Görev A ::
Kayıtlarda "Patent image size: (1084, 1238)." ifadesinin geçtiği satırdan başlayın, "The bumper block 27 is at (143, 107)." ifadesinin geçtiği satırda durun. Bu iki satır dahil aradaki satırları aynen tekrarlayın.

Alıntı metin ::
----
ERDOĞAN VE DİĞERLERİ

Okuduğunuz Yazı
ERDOĞAN VE DİĞERLERİ

İçerik

Cumhurbaşkanı adaylarının oy pusulasındaki yeri belli oldu. Şimdi milletin gönlündeki sıralamaya kaldı iş.
Seçmenin tercihlerini belirleyecek ya da etkileyecek bir potansiyel sadece Erdoğan’ da var.
Aslında derler ya yaptıkları yapacaklarının teminatıdır diye.

İşte diğer adayların bu nedenle işi zor.
Aslında Seçim Erdoğan ve diğerleri diye ikiye ayrılmış durumda. Hepsinin ortak hedefi Erdoğan’ ın seçilmesini engellemek.

Yani kazanmak çabasından önce engelleme gayreti var.
Tipik Eski Türkiye’ nin hastalıklı davranışı.
Ne yaparlarsa yapsınlar lanetli bir miras gibi kötü alışkanlıklarını hiç bırakamıyorlar.
İlke, siyasi duruş, vizyon, plan, proje, üslup var mı diye sorarsanız, cevabımız maalesef hayır.
Erdoğan’ın ülkeye kazandırdıklarını yıkmak üzerinden sürdürüyorlar seçim çalışmalarını.

Vaatler hep bu minvalde.
Yıkacağız, durduracağız, engelleyeceğiz!
Koca koca insanlar utanmadan milletin gözünün içine baka baka Türkiye’ nin kazanımlarını yok etmeyi vaat diye sunabiliyor.

“3. Köprü artık 2 kuleden ibaret” manşetini hatırlayın.
Yaptıkları başvuruyla Yavuz Sultan Selim köprüsü’ nün yapımını durdurma kararını gururla açıklayan Mimarlar Odası yetkililerinin yanında CHP eski Genel Başkan Yardımcısı Yasemin Öney Cankurtaran’ ın da olmasının anlamı büyük.

Eski Türkiye’ nin zihniyeti bu işte.
CHP ile özdeşleşmiş ve milletin önünü kesmeye, hizmetleri durdurmaya adanmış bir oluşum.
Bunun için seçim, Eski Türkiye’ yi temsil eden 5 adayla Yeni Türkiye’ nin mimarının arasında geçecek.
Şimdi bu bilgilerin ışığında Muharrem İnce ‘nin “ 3. köprüyü Erdoğan yaptı 4. köprüyü de ben yaparım” sözünün ciddiyetine inanabilir miyiz?
Elbette hayır.
Millet de inanmıyor zaten.
----
Kayıtlar ::
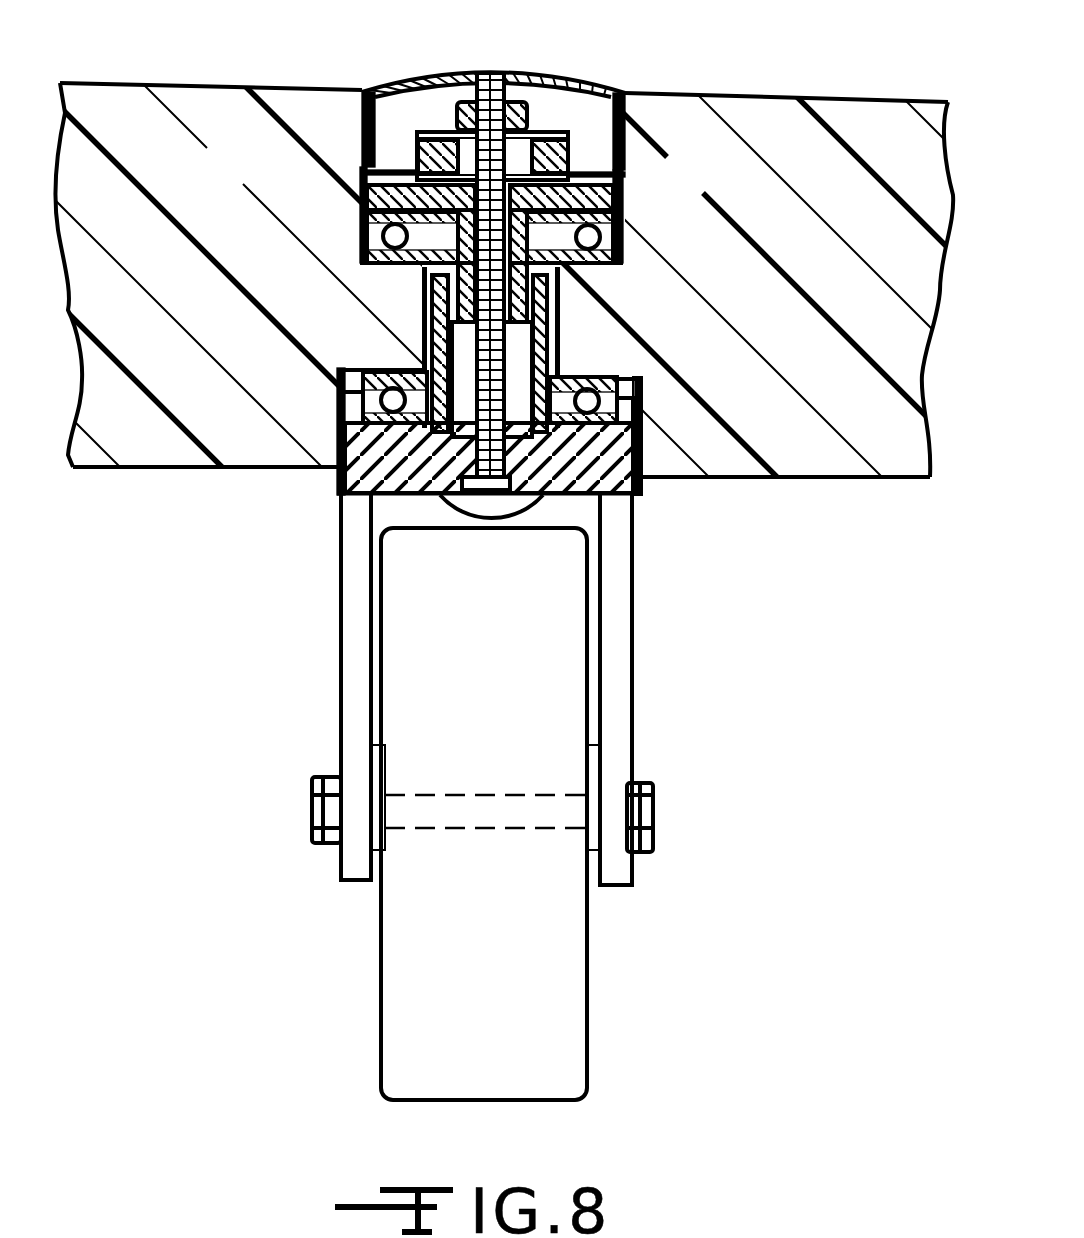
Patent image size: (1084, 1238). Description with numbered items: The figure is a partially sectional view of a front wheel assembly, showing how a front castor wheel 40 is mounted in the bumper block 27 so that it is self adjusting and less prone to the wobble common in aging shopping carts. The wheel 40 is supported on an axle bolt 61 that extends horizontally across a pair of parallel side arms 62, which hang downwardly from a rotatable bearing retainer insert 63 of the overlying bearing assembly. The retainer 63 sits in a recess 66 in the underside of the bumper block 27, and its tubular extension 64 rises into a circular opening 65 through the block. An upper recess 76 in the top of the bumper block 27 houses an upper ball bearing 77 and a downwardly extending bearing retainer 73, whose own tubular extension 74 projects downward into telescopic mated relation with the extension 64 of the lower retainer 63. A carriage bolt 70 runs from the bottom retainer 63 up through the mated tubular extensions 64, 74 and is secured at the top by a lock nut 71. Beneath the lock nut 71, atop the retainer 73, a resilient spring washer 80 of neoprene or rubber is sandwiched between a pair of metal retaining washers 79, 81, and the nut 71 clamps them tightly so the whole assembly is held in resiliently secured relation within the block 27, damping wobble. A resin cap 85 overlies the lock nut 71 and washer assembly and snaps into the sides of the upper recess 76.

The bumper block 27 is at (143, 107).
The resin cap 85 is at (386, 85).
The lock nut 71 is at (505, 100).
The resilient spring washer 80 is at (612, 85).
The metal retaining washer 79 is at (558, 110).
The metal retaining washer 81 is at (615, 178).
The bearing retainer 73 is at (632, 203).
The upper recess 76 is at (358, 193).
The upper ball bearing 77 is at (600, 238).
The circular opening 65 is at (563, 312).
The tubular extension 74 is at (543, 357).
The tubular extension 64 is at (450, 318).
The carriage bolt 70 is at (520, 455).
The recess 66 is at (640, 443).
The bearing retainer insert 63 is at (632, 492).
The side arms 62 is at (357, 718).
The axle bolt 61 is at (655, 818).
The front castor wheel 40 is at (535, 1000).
----
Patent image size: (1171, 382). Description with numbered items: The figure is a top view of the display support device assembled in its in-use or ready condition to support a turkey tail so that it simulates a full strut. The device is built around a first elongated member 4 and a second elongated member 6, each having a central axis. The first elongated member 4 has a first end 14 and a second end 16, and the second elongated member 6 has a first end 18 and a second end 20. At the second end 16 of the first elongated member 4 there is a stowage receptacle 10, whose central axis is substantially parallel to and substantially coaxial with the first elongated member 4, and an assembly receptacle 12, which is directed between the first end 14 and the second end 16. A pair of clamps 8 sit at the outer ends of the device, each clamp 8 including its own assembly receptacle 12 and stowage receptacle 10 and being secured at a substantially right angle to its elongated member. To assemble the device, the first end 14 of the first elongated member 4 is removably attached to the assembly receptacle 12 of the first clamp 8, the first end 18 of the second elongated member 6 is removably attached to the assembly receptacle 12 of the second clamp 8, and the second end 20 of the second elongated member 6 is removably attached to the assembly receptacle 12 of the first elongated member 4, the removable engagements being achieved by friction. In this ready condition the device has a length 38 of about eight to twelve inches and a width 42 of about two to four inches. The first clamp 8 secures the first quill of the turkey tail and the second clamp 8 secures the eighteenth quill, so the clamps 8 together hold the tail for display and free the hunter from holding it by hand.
----
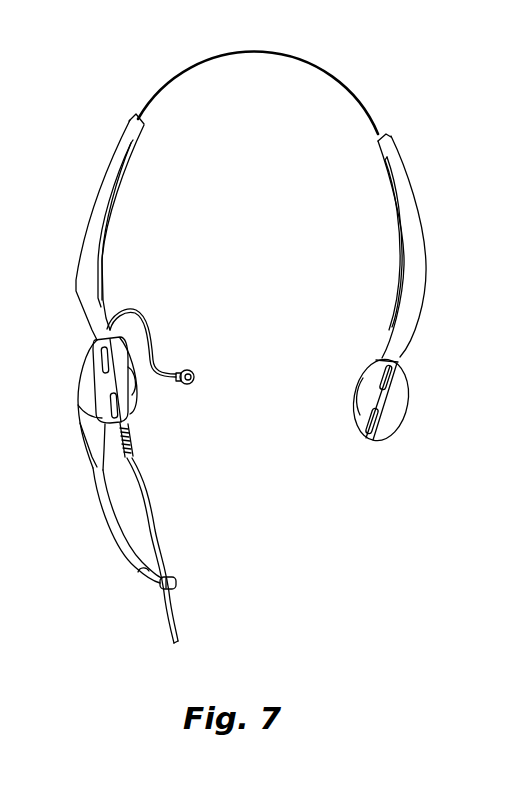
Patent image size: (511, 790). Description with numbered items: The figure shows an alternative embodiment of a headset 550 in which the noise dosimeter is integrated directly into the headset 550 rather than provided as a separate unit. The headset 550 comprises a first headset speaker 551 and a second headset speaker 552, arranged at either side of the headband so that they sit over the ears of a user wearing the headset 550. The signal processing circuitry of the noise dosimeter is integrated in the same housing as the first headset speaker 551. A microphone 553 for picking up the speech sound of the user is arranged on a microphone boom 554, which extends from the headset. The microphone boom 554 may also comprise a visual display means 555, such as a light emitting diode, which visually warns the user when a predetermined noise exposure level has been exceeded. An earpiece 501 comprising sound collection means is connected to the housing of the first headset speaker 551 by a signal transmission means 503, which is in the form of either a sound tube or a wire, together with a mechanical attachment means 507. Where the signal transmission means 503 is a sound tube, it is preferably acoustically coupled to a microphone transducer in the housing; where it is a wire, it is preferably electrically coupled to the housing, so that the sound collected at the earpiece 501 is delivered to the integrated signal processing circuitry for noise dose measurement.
----
Görev B ::
Alıntı metne göre diğer adayların işi neden zor? Bir ila üç cümleyle açıklayın.

Çıktı A ::
Patent image size: (1084, 1238). Description with numbered items: The figure is a partially sectional view of a front wheel assembly, showing how a front castor wheel 40 is mounted in the bumper block 27 so that it is self adjusting and less prone to the wobble common in aging shopping carts. The wheel 40 is supported on an axle bolt 61 that extends horizontally across a pair of parallel side arms 62, which hang downwardly from a rotatable bearing retainer insert 63 of the overlying bearing assembly. The retainer 63 sits in a recess 66 in the underside of the bumper block 27, and its tubular extension 64 rises into a circular opening 65 through the block. An upper recess 76 in the top of the bumper block 27 houses an upper ball bearing 77 and a downwardly extending bearing retainer 73, whose own tubular extension 74 projects downward into telescopic mated relation with the extension 64 of the lower retainer 63. A carriage bolt 70 runs from the bottom retainer 63 up through the mated tubular extensions 64, 74 and is secured at the top by a lock nut 71. Beneath the lock nut 71, atop the retainer 73, a resilient spring washer 80 of neoprene or rubber is sandwiched between a pair of metal retaining washers 79, 81, and the nut 71 clamps them tightly so the whole assembly is held in resiliently secured relation within the block 27, damping wobble. A resin cap 85 overlies the lock nut 71 and washer assembly and snaps into the sides of the upper recess 76.

The bumper block 27 is at (143, 107).

Çıktı B ::
Metne göre seçmenin tercihlerini belirleyecek ya da etkileyecek potansiyel yalnızca Erdoğan'da var. Onun yaptıkları da yapacaklarının teminatı olarak görülüyor. Diğer adayların işi bu nedenle zor.